EXERCISE INSTRUCTIONS :: Your output should be the line with "Read this page and output its text content." plus all following lines to the end of the records, exactly as written and nothing more.

(Collected data)
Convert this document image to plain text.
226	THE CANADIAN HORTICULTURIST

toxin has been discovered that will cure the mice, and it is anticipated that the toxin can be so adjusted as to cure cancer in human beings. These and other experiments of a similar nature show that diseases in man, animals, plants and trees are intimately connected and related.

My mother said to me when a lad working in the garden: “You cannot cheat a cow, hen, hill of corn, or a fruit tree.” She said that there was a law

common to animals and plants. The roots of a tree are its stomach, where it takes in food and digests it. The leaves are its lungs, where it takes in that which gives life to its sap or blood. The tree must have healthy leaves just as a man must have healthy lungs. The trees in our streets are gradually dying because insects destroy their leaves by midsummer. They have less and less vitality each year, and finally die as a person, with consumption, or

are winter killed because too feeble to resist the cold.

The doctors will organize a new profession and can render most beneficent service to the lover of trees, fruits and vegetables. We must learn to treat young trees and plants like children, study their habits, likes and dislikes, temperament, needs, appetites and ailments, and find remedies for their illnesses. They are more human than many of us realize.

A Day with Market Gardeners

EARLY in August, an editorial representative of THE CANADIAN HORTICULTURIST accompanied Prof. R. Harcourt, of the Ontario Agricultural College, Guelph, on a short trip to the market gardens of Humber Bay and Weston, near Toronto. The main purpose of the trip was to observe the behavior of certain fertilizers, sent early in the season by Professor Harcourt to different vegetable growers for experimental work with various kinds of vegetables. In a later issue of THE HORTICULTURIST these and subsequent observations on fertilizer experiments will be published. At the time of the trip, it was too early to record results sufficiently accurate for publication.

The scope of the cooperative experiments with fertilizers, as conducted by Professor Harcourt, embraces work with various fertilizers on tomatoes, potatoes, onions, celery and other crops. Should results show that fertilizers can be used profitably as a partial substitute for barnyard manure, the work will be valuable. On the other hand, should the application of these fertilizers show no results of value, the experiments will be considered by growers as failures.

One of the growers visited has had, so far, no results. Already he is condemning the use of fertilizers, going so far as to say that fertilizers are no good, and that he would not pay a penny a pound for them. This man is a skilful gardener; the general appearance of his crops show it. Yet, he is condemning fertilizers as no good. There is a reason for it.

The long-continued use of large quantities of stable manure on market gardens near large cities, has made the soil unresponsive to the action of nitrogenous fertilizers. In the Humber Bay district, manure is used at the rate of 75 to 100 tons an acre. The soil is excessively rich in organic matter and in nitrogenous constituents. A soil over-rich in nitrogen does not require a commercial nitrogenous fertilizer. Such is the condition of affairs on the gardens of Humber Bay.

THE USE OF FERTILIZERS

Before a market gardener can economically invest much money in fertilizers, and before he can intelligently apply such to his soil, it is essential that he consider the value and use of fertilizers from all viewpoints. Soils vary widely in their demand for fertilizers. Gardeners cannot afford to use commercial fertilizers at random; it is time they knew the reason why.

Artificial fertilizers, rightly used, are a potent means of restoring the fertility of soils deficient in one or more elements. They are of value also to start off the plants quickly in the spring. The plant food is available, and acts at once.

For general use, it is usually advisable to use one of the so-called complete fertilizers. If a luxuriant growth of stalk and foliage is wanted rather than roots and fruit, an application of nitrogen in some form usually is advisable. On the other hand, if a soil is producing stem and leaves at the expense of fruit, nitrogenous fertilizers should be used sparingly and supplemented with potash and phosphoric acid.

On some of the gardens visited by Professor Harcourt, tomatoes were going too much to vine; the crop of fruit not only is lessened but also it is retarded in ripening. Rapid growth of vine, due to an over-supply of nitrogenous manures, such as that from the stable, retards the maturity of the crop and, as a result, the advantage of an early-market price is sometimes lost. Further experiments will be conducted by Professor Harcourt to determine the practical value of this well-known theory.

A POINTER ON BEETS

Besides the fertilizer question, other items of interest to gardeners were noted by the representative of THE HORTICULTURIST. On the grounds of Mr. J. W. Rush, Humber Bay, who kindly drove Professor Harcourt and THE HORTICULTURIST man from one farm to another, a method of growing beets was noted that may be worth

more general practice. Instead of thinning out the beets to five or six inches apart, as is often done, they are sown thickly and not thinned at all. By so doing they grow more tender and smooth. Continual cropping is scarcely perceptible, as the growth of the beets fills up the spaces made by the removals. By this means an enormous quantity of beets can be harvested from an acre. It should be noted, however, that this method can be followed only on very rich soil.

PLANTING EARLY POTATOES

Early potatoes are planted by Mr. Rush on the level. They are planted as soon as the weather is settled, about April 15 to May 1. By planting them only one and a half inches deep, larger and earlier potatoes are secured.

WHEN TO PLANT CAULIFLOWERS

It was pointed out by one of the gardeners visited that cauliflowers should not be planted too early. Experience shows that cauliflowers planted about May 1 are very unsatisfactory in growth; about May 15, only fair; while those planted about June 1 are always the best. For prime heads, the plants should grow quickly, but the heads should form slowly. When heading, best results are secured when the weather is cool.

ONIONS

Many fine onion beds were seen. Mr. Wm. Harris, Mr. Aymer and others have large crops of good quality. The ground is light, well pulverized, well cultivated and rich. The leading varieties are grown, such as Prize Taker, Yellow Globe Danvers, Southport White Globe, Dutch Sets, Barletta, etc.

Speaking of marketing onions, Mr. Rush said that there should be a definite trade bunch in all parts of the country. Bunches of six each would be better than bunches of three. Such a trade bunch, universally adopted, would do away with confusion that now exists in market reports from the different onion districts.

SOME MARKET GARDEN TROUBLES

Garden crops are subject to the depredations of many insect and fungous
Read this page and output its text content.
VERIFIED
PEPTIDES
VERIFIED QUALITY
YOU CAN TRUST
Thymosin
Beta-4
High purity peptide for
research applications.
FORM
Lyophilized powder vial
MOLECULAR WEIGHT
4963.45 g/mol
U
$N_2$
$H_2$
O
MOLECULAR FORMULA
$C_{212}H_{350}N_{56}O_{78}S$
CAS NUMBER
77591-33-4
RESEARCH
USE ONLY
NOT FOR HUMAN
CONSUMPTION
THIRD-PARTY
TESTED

RESPONSE TO THIS TASK ::
Read this page and output its text content.
VERIFIED
PEPTIDES
VERIFIED QUALITY
YOU CAN TRUST
Thymosin
Beta-4
High purity peptide for
research applications.
FORM
Lyophilized powder vial
MOLECULAR WEIGHT
4963.45 g/mol
U
$N_2$
$H_2$
O
MOLECULAR FORMULA
$C_{212}H_{350}N_{56}O_{78}S$
CAS NUMBER
77591-33-4
RESEARCH
USE ONLY
NOT FOR HUMAN
CONSUMPTION
THIRD-PARTY
TESTED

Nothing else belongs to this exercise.